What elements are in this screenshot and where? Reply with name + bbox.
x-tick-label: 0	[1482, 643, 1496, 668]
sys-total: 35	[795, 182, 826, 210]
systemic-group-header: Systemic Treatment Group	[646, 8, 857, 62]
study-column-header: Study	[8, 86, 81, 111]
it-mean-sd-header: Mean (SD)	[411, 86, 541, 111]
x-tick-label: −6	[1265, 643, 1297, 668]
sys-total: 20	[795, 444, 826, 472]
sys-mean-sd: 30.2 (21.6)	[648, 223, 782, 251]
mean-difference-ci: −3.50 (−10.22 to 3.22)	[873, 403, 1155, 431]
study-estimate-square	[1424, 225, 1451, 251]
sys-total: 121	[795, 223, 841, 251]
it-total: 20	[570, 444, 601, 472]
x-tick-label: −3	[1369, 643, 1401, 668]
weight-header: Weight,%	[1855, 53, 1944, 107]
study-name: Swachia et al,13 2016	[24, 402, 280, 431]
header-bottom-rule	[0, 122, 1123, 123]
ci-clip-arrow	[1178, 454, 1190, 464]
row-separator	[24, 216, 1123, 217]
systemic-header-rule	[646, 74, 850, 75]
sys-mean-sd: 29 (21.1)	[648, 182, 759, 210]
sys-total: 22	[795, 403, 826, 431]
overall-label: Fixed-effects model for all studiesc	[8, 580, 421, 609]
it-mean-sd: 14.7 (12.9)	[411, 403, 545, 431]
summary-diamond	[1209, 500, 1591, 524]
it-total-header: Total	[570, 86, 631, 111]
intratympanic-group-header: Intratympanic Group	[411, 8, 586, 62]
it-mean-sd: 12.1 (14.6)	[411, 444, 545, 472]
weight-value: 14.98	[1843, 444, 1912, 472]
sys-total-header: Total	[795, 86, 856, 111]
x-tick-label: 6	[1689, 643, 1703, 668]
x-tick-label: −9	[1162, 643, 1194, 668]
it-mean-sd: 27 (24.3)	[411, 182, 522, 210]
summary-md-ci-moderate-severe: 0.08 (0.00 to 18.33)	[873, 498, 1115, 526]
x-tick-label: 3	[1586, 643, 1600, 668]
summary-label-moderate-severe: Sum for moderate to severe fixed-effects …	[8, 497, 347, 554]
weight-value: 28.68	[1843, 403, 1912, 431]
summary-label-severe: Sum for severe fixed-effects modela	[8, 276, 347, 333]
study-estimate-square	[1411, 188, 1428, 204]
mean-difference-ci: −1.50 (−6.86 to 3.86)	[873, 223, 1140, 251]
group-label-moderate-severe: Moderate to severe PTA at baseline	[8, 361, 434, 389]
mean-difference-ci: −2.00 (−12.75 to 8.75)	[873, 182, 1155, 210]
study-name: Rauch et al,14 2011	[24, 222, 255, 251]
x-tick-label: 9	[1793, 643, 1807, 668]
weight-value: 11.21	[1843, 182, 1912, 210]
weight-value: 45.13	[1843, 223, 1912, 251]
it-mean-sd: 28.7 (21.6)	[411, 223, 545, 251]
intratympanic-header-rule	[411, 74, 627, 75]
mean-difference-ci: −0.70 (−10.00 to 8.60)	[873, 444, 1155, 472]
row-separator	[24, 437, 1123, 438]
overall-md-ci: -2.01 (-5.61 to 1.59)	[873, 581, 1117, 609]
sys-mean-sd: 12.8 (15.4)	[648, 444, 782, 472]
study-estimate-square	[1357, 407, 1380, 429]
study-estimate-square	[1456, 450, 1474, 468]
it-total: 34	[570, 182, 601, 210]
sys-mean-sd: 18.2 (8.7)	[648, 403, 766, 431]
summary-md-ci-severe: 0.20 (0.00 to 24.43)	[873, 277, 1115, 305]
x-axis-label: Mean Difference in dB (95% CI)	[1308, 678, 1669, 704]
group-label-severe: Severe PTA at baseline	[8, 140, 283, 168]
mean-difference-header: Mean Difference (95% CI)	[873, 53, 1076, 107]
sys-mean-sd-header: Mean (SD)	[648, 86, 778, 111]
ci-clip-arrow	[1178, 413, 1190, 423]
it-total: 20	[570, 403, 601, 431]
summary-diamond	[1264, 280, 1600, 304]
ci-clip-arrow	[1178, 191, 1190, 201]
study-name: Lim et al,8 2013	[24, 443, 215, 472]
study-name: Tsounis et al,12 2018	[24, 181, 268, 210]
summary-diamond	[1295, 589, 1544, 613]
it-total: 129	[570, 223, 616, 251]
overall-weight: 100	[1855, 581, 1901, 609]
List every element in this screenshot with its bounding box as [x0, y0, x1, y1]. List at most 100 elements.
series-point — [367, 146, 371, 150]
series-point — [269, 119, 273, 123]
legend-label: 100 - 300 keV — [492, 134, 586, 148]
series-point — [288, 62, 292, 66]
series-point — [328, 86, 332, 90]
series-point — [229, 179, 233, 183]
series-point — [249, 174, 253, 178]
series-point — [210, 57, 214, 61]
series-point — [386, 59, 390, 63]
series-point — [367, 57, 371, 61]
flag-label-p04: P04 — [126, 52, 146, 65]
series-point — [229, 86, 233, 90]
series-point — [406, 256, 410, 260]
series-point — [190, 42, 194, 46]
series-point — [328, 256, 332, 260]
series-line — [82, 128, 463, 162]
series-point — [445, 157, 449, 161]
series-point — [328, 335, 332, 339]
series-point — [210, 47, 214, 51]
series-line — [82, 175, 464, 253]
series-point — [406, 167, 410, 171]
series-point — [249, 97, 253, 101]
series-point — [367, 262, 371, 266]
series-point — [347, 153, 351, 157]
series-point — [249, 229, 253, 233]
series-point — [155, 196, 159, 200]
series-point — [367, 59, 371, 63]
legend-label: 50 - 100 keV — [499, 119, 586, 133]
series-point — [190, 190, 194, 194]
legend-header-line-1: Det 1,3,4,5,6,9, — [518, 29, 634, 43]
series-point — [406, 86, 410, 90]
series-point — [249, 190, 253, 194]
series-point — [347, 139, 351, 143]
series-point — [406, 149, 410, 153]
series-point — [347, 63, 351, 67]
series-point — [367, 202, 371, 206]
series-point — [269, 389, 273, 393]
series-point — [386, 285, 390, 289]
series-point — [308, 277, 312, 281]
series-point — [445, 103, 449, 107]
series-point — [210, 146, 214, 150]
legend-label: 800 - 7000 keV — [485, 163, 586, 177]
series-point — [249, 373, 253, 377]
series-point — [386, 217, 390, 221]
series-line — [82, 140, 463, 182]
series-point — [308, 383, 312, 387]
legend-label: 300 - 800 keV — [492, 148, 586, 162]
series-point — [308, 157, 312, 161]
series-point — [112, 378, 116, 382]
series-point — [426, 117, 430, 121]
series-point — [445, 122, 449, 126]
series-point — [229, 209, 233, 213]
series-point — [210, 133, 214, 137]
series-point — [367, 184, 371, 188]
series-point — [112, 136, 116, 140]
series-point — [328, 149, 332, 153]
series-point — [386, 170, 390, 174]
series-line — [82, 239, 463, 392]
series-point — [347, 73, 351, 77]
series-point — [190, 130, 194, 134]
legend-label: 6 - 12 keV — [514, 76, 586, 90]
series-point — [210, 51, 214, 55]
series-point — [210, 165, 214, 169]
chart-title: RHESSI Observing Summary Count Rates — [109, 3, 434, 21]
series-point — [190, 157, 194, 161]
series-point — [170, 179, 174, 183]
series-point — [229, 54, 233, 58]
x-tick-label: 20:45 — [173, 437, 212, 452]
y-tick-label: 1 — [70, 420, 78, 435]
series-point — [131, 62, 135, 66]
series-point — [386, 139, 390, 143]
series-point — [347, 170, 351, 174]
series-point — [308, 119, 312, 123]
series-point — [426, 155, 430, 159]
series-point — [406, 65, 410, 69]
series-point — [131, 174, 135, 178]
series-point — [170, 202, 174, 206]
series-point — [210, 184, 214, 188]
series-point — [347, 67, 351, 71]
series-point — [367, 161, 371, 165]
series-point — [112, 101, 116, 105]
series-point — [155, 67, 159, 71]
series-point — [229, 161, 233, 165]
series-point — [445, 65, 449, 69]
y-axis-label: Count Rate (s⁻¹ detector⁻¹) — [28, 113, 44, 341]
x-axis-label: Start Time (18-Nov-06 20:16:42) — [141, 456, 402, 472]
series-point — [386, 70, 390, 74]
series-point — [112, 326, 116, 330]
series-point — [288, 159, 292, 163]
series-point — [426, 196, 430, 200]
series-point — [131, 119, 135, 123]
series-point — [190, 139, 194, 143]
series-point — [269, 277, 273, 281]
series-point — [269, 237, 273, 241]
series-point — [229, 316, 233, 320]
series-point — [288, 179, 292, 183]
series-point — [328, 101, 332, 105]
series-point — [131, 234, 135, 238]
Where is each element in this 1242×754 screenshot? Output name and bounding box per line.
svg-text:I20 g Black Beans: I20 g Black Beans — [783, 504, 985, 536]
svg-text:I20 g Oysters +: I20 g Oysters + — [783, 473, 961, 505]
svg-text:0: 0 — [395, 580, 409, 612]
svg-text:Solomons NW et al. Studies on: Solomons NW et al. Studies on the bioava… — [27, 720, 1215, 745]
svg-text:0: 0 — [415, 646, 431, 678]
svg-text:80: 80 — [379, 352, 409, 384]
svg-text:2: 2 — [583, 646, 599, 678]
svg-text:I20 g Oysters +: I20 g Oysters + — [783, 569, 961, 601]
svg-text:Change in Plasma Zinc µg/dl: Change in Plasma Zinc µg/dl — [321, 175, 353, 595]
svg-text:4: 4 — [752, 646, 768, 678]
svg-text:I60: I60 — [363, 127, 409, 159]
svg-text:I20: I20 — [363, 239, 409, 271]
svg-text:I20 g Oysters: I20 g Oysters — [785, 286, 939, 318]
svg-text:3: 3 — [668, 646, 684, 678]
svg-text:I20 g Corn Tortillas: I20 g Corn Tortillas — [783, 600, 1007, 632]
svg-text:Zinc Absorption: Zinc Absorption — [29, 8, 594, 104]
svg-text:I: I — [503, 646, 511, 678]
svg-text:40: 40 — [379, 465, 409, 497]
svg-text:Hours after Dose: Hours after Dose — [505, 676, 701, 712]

> _WHAT YOU SHOULD DO_:
Write out the material from its first line through the line containing "643, 1297, 668]", reproducing each line without changes.

> _EXPECTED ANSWER_:
What elements are in this screenshot and where? Reply with name + bbox.
x-tick-label: 0	[1482, 643, 1496, 668]
sys-total: 35	[795, 182, 826, 210]
systemic-group-header: Systemic Treatment Group	[646, 8, 857, 62]
study-column-header: Study	[8, 86, 81, 111]
it-mean-sd-header: Mean (SD)	[411, 86, 541, 111]
x-tick-label: −6	[1265, 643, 1297, 668]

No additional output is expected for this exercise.